> **What you need to do**: Copy each of the following items word for word, with nothing changed.

──────── Data for processing ────────

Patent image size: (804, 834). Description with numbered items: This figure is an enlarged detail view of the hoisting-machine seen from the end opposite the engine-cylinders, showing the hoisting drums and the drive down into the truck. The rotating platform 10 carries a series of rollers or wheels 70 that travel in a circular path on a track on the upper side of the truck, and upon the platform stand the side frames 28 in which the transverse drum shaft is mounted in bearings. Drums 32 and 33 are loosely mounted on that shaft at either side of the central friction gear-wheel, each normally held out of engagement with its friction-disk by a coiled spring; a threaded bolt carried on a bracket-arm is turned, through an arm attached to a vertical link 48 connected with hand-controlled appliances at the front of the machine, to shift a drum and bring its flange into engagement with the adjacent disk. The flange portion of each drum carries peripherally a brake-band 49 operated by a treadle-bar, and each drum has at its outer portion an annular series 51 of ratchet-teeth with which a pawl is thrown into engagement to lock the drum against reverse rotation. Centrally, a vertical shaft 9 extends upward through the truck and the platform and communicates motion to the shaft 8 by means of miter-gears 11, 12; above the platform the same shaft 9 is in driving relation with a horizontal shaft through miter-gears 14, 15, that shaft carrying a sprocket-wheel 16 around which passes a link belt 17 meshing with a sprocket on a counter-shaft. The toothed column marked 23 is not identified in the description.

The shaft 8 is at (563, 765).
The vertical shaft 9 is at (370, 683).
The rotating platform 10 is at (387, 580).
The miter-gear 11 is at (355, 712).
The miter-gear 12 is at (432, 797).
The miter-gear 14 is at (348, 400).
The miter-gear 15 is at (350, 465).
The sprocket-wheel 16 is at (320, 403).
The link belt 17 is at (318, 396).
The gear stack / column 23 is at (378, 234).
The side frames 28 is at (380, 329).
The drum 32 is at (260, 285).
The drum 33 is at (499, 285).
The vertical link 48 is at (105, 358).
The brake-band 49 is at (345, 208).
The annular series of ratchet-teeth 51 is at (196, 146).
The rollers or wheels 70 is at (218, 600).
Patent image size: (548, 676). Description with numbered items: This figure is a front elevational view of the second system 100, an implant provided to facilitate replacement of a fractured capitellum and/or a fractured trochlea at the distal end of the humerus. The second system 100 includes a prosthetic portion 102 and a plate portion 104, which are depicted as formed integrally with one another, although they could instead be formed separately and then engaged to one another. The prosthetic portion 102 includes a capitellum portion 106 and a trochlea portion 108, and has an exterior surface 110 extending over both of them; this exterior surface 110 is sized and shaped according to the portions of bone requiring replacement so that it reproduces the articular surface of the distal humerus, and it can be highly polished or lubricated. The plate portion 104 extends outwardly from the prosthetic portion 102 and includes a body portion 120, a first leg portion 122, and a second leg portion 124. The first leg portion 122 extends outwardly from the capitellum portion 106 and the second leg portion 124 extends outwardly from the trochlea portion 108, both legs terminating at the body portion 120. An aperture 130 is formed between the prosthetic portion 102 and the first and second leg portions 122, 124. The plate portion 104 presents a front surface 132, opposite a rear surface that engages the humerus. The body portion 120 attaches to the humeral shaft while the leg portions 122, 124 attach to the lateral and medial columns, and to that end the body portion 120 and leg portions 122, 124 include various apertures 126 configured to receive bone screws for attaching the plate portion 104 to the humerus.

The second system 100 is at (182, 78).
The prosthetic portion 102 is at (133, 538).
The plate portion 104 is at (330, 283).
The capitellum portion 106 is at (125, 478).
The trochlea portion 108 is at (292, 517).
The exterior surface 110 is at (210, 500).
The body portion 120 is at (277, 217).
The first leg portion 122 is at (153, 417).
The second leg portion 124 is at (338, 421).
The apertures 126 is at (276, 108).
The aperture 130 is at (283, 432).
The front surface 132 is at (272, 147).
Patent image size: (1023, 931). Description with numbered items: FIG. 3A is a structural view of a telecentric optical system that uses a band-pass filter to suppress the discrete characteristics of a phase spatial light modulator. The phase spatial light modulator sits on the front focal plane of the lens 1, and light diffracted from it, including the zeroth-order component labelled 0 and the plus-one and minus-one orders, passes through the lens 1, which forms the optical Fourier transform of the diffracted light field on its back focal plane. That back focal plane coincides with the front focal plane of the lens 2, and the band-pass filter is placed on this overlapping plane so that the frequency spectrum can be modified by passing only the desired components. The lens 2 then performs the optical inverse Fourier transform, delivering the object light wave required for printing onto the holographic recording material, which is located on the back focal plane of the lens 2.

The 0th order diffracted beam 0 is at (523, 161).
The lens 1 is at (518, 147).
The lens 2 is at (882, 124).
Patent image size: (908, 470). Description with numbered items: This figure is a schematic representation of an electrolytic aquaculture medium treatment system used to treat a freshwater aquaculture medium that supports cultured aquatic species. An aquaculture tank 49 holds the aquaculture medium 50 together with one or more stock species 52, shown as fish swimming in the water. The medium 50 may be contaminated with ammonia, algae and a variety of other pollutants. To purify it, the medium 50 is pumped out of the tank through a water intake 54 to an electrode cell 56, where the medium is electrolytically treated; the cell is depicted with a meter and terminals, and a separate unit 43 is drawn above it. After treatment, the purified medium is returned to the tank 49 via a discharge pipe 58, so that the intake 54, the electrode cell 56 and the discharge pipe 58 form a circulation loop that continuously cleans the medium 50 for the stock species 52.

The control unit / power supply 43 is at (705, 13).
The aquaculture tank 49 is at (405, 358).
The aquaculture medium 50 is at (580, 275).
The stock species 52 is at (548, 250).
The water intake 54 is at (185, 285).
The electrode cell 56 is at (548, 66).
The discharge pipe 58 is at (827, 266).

────────

> **Worked solution**:
Patent image size: (804, 834). Description with numbered items: This figure is an enlarged detail view of the hoisting-machine seen from the end opposite the engine-cylinders, showing the hoisting drums and the drive down into the truck. The rotating platform 10 carries a series of rollers or wheels 70 that travel in a circular path on a track on the upper side of the truck, and upon the platform stand the side frames 28 in which the transverse drum shaft is mounted in bearings. Drums 32 and 33 are loosely mounted on that shaft at either side of the central friction gear-wheel, each normally held out of engagement with its friction-disk by a coiled spring; a threaded bolt carried on a bracket-arm is turned, through an arm attached to a vertical link 48 connected with hand-controlled appliances at the front of the machine, to shift a drum and bring its flange into engagement with the adjacent disk. The flange portion of each drum carries peripherally a brake-band 49 operated by a treadle-bar, and each drum has at its outer portion an annular series 51 of ratchet-teeth with which a pawl is thrown into engagement to lock the drum against reverse rotation. Centrally, a vertical shaft 9 extends upward through the truck and the platform and communicates motion to the shaft 8 by means of miter-gears 11, 12; above the platform the same shaft 9 is in driving relation with a horizontal shaft through miter-gears 14, 15, that shaft carrying a sprocket-wheel 16 around which passes a link belt 17 meshing with a sprocket on a counter-shaft. The toothed column marked 23 is not identified in the description.

The shaft 8 is at (563, 765).
The vertical shaft 9 is at (370, 683).
The rotating platform 10 is at (387, 580).
The miter-gear 11 is at (355, 712).
The miter-gear 12 is at (432, 797).
The miter-gear 14 is at (348, 400).
The miter-gear 15 is at (350, 465).
The sprocket-wheel 16 is at (320, 403).
The link belt 17 is at (318, 396).
The gear stack / column 23 is at (378, 234).
The side frames 28 is at (380, 329).
The drum 32 is at (260, 285).
The drum 33 is at (499, 285).
The vertical link 48 is at (105, 358).
The brake-band 49 is at (345, 208).
The annular series of ratchet-teeth 51 is at (196, 146).
The rollers or wheels 70 is at (218, 600).
Patent image size: (548, 676). Description with numbered items: This figure is a front elevational view of the second system 100, an implant provided to facilitate replacement of a fractured capitellum and/or a fractured trochlea at the distal end of the humerus. The second system 100 includes a prosthetic portion 102 and a plate portion 104, which are depicted as formed integrally with one another, although they could instead be formed separately and then engaged to one another. The prosthetic portion 102 includes a capitellum portion 106 and a trochlea portion 108, and has an exterior surface 110 extending over both of them; this exterior surface 110 is sized and shaped according to the portions of bone requiring replacement so that it reproduces the articular surface of the distal humerus, and it can be highly polished or lubricated. The plate portion 104 extends outwardly from the prosthetic portion 102 and includes a body portion 120, a first leg portion 122, and a second leg portion 124. The first leg portion 122 extends outwardly from the capitellum portion 106 and the second leg portion 124 extends outwardly from the trochlea portion 108, both legs terminating at the body portion 120. An aperture 130 is formed between the prosthetic portion 102 and the first and second leg portions 122, 124. The plate portion 104 presents a front surface 132, opposite a rear surface that engages the humerus. The body portion 120 attaches to the humeral shaft while the leg portions 122, 124 attach to the lateral and medial columns, and to that end the body portion 120 and leg portions 122, 124 include various apertures 126 configured to receive bone screws for attaching the plate portion 104 to the humerus.

The second system 100 is at (182, 78).
The prosthetic portion 102 is at (133, 538).
The plate portion 104 is at (330, 283).
The capitellum portion 106 is at (125, 478).
The trochlea portion 108 is at (292, 517).
The exterior surface 110 is at (210, 500).
The body portion 120 is at (277, 217).
The first leg portion 122 is at (153, 417).
The second leg portion 124 is at (338, 421).
The apertures 126 is at (276, 108).
The aperture 130 is at (283, 432).
The front surface 132 is at (272, 147).
Patent image size: (1023, 931). Description with numbered items: FIG. 3A is a structural view of a telecentric optical system that uses a band-pass filter to suppress the discrete characteristics of a phase spatial light modulator. The phase spatial light modulator sits on the front focal plane of the lens 1, and light diffracted from it, including the zeroth-order component labelled 0 and the plus-one and minus-one orders, passes through the lens 1, which forms the optical Fourier transform of the diffracted light field on its back focal plane. That back focal plane coincides with the front focal plane of the lens 2, and the band-pass filter is placed on this overlapping plane so that the frequency spectrum can be modified by passing only the desired components. The lens 2 then performs the optical inverse Fourier transform, delivering the object light wave required for printing onto the holographic recording material, which is located on the back focal plane of the lens 2.

The 0th order diffracted beam 0 is at (523, 161).
The lens 1 is at (518, 147).
The lens 2 is at (882, 124).
Patent image size: (908, 470). Description with numbered items: This figure is a schematic representation of an electrolytic aquaculture medium treatment system used to treat a freshwater aquaculture medium that supports cultured aquatic species. An aquaculture tank 49 holds the aquaculture medium 50 together with one or more stock species 52, shown as fish swimming in the water. The medium 50 may be contaminated with ammonia, algae and a variety of other pollutants. To purify it, the medium 50 is pumped out of the tank through a water intake 54 to an electrode cell 56, where the medium is electrolytically treated; the cell is depicted with a meter and terminals, and a separate unit 43 is drawn above it. After treatment, the purified medium is returned to the tank 49 via a discharge pipe 58, so that the intake 54, the electrode cell 56 and the discharge pipe 58 form a circulation loop that continuously cleans the medium 50 for the stock species 52.

The control unit / power supply 43 is at (705, 13).
The aquaculture tank 49 is at (405, 358).
The aquaculture medium 50 is at (580, 275).
The stock species 52 is at (548, 250).
The water intake 54 is at (185, 285).
The electrode cell 56 is at (548, 66).
The discharge pipe 58 is at (827, 266).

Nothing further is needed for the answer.